━━━━━ Trecho da página ━━━━━

Genival Júnior - 16 de Janeiro de 2017 - (1891 já leram)

Grande, Grande, Grande, x Pequeno, Pequeno, Pequeno. O que está acontecendo com o nosso futebol?

O torcedor brasileiro foi criado numa cultura futebolística onde dizíamos que “time grande é grande; e time pequeno é pequeno”. Verdade? Sim e não. Pois, dos quase mil clubes de futebol existentes no Brasil, 157 já estiveram na Primeira Divisão do Campeonato Brasileiro, mas apenas 12, compõem a elite do nosso futebol.
Se de trinta anos para trás, confronto entre grandes e pequenos representava sinônimo de goleada, hoje, (2017), já não é certeza de vitória, pois a política de trabalho dos clubes e a qualidade técnica de nossas equipes, já não é mais a mesma. Prova disso, é o sufoco que passou o Vasco para ficar entre os quatro da Série B, que subiram para a Série A, ou mesmo a derrota do Flamengo na Copa do Brasil do ano passado para o Fortaleza em pleno Maracanã, que fez o Brasil ver o Cristo Redentor ficar pintado com as cores do time cearense.

━━━━━ Listagem apresentada ━━━━━

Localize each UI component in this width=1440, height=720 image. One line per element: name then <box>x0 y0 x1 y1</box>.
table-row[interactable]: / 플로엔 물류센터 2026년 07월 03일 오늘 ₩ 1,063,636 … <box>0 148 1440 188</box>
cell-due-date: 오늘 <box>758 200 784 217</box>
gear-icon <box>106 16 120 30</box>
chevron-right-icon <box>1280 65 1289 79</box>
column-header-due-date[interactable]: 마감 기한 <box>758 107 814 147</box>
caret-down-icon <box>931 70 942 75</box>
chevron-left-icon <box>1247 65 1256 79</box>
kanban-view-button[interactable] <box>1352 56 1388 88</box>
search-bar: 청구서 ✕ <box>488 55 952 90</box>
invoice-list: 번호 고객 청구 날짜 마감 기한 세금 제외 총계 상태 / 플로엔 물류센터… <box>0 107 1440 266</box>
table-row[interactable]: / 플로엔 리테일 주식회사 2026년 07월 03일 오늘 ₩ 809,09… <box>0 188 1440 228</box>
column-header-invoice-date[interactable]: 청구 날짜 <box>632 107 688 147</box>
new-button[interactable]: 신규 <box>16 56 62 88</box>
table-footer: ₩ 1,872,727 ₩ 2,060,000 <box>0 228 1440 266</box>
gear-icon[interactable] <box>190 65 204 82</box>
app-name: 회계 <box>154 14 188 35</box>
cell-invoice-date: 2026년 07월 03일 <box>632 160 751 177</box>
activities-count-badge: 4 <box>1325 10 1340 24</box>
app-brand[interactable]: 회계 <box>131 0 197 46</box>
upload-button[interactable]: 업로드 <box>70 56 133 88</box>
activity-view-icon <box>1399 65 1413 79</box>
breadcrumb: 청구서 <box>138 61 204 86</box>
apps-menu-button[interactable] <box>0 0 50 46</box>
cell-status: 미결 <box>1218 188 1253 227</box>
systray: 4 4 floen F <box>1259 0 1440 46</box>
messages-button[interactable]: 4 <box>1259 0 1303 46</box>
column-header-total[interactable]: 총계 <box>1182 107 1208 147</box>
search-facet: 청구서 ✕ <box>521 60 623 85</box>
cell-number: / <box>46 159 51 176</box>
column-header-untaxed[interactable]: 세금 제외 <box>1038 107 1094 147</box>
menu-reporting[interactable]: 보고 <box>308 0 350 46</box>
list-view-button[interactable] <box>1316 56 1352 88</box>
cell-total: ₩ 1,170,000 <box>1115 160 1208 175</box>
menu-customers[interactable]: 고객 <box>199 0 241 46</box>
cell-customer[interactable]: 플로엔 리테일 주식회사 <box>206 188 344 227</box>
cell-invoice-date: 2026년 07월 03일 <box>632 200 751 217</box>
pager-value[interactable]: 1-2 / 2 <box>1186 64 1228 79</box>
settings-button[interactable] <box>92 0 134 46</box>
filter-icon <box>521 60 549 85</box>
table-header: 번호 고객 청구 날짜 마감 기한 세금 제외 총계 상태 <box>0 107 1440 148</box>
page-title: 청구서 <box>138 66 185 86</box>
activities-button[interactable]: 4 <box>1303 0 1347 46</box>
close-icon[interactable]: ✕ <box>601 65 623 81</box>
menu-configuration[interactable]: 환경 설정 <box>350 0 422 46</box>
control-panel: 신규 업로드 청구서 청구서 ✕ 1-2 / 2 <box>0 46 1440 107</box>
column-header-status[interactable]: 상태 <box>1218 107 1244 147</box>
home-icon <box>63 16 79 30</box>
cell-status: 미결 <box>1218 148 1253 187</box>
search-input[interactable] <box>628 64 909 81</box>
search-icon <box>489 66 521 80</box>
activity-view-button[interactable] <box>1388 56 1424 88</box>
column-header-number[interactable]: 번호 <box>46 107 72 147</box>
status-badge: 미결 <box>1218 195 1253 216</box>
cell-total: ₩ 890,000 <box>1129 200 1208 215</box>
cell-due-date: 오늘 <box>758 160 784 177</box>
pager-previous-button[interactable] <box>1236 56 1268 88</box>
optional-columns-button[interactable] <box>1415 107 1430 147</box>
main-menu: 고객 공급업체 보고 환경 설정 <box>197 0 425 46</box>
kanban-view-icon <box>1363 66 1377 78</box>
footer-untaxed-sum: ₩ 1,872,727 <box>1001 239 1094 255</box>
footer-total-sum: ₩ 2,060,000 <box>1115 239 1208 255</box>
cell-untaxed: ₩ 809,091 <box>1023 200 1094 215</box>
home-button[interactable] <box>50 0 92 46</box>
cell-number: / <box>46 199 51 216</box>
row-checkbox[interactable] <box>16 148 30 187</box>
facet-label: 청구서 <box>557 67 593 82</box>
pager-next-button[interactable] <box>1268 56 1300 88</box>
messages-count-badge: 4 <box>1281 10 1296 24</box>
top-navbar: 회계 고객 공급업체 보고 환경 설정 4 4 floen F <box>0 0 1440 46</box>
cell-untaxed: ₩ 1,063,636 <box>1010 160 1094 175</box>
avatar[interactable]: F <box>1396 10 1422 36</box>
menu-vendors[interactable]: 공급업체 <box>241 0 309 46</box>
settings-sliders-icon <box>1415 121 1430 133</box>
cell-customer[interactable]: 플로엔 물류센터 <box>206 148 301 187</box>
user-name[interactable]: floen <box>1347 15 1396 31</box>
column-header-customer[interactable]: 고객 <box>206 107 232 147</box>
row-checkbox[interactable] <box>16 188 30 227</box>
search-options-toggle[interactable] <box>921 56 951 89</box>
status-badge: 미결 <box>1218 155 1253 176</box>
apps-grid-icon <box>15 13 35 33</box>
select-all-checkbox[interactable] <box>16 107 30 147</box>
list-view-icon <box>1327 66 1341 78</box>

━━━━━

Você pode reproduzir na íntegra, sem nenhuma alteração, o texto sobre times grandes e pequenos no futebol brasileiro?

» Resposta:
Genival Júnior - 16 de Janeiro de 2017 - (1891 já leram)

Grande, Grande, Grande, x Pequeno, Pequeno, Pequeno. O que está acontecendo com o nosso futebol?

O torcedor brasileiro foi criado numa cultura futebolística onde dizíamos que “time grande é grande; e time pequeno é pequeno”. Verdade? Sim e não. Pois, dos quase mil clubes de futebol existentes no Brasil, 157 já estiveram na Primeira Divisão do Campeonato Brasileiro, mas apenas 12, compõem a elite do nosso futebol.
Se de trinta anos para trás, confronto entre grandes e pequenos representava sinônimo de goleada, hoje, (2017), já não é certeza de vitória, pois a política de trabalho dos clubes e a qualidade técnica de nossas equipes, já não é mais a mesma. Prova disso, é o sufoco que passou o Vasco para ficar entre os quatro da Série B, que subiram para a Série A, ou mesmo a derrota do Flamengo na Copa do Brasil do ano passado para o Fortaleza em pleno Maracanã, que fez o Brasil ver o Cristo Redentor ficar pintado com as cores do time cearense.